[Your goal]: Determine how many lines of this material contain "βραδιά". Give only the number.

[Data to process]:
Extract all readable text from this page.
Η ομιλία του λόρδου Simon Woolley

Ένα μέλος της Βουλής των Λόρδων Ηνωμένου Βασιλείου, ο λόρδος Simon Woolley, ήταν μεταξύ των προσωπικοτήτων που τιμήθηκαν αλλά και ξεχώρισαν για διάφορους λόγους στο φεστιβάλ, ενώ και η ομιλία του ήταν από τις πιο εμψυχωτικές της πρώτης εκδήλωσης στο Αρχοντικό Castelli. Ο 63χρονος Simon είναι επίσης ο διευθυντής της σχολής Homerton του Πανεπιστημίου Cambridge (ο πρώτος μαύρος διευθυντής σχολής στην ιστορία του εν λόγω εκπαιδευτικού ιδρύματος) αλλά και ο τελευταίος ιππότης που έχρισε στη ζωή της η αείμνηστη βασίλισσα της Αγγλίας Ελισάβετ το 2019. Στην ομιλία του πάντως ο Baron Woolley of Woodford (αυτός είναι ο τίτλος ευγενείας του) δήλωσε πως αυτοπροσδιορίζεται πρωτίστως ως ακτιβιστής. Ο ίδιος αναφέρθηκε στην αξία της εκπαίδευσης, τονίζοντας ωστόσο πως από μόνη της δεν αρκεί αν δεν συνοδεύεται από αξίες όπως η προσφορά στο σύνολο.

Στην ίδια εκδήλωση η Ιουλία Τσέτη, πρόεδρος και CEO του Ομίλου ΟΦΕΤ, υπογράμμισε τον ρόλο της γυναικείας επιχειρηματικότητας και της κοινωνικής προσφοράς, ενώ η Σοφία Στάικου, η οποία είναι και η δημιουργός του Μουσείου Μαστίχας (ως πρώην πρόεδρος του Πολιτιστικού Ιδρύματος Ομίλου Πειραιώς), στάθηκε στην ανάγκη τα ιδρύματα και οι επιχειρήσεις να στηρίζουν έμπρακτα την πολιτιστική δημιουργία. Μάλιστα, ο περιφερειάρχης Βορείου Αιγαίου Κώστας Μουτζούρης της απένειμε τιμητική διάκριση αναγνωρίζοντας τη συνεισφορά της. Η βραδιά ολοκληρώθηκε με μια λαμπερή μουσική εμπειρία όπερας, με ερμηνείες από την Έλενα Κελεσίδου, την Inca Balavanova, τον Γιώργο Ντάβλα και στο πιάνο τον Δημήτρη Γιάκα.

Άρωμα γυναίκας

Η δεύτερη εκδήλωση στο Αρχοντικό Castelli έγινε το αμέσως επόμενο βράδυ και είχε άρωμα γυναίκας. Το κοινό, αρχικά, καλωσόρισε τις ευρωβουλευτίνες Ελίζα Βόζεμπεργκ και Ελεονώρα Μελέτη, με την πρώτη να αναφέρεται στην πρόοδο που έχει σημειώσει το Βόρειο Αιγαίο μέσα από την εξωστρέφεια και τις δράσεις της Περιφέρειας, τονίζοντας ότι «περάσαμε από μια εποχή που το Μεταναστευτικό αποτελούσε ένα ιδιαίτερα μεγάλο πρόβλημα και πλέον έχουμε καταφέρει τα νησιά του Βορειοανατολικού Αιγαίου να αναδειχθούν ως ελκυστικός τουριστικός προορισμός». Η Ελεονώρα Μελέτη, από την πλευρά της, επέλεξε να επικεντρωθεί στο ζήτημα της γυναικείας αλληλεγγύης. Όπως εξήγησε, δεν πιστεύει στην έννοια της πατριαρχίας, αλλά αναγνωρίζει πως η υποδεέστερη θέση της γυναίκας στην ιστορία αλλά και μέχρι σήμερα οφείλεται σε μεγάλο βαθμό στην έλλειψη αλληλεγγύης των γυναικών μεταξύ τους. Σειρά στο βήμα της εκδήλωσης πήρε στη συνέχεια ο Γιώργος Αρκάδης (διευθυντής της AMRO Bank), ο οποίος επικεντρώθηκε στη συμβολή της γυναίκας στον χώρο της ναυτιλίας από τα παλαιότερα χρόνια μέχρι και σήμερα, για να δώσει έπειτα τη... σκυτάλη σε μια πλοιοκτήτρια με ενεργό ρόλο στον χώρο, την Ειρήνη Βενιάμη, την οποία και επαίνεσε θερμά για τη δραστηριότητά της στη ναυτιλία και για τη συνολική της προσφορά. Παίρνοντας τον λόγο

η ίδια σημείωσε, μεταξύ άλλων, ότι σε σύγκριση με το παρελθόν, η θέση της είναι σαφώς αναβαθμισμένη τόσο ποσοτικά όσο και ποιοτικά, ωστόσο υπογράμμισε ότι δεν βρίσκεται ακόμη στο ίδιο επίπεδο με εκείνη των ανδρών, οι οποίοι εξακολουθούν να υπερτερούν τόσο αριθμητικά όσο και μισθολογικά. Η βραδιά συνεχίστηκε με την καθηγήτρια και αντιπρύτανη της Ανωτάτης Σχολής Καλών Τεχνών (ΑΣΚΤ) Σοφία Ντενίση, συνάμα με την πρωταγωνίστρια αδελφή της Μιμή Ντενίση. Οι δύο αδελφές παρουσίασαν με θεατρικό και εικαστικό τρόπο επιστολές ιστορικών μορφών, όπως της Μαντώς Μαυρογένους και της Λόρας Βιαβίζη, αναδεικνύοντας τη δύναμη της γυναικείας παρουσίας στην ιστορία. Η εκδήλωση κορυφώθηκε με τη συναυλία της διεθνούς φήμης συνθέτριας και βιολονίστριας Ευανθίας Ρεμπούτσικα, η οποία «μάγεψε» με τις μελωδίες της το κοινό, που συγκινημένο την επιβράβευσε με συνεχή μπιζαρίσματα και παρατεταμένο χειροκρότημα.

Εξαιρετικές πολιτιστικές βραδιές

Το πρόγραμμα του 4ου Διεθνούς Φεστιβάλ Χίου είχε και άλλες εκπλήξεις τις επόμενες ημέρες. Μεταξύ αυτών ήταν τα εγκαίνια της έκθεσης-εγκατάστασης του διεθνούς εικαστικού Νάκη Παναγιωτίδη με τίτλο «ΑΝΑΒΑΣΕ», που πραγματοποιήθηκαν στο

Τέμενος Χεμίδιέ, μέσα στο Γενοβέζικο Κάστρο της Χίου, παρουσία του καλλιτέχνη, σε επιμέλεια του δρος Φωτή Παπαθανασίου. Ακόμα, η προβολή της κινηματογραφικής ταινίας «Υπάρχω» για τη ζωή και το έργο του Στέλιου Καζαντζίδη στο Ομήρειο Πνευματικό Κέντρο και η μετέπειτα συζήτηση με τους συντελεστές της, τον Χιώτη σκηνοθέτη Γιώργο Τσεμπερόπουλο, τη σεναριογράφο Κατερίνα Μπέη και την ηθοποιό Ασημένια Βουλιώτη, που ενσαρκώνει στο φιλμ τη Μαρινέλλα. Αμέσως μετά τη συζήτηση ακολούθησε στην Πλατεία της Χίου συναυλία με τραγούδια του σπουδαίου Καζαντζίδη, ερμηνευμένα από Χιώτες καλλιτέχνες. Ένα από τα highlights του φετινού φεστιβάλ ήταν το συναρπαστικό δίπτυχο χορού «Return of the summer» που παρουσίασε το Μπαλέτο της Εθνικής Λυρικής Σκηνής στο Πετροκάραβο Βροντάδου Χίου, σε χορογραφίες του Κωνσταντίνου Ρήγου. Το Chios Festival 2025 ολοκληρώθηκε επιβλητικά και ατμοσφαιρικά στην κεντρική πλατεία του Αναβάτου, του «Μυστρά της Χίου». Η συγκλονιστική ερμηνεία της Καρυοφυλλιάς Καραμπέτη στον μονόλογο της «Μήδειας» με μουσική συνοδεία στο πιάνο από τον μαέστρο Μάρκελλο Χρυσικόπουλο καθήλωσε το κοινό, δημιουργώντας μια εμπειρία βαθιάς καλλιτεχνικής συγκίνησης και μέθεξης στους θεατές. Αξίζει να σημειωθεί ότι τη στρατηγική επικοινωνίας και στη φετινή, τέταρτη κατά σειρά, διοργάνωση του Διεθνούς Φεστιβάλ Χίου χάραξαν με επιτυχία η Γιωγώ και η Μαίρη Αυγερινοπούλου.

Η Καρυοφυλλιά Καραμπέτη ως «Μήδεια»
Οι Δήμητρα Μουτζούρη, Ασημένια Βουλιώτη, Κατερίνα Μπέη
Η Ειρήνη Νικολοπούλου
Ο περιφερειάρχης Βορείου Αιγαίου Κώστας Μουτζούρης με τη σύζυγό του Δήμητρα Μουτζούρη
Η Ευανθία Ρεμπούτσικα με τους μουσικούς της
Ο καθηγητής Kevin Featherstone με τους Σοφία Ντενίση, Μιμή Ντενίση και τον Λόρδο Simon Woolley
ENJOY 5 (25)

[Finished exercise]: 2